╭─ Given data

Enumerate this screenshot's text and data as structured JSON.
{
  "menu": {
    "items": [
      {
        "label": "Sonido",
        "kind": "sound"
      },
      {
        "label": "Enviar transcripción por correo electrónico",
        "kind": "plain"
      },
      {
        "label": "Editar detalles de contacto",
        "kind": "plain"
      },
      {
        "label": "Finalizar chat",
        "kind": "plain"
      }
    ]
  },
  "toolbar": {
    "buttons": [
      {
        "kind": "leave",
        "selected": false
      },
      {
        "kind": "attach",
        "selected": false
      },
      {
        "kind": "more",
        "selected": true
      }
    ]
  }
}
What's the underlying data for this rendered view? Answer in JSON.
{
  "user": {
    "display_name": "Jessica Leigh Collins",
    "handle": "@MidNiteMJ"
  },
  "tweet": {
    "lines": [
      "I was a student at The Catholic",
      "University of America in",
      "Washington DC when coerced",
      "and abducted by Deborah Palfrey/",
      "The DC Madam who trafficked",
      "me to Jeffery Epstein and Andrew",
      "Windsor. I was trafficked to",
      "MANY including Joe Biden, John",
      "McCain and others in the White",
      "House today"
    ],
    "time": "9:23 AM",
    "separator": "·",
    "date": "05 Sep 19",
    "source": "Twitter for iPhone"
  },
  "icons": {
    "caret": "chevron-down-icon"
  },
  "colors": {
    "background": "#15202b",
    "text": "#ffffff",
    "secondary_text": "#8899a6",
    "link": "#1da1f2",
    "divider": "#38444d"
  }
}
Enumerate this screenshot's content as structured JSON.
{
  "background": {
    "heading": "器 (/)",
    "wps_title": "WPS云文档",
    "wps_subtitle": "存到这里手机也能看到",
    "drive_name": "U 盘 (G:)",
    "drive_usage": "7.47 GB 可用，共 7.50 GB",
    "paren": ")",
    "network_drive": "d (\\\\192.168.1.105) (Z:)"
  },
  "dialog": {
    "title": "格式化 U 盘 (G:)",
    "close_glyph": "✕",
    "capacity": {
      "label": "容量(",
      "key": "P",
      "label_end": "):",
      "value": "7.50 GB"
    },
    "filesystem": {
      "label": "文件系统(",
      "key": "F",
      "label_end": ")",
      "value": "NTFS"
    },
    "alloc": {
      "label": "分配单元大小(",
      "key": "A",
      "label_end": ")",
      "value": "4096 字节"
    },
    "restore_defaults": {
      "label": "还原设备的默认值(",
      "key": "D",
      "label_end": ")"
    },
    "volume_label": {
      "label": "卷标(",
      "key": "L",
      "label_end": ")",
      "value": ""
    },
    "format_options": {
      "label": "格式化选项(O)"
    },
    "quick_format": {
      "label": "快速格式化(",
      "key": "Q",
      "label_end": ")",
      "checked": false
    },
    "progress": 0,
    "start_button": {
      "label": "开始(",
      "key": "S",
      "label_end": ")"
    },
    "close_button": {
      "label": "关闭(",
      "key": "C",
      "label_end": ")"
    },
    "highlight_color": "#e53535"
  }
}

╰─

* What the task requires
Tally the lines of the listing above that include the word "trafficked". Answer with the number alone.

* The result
2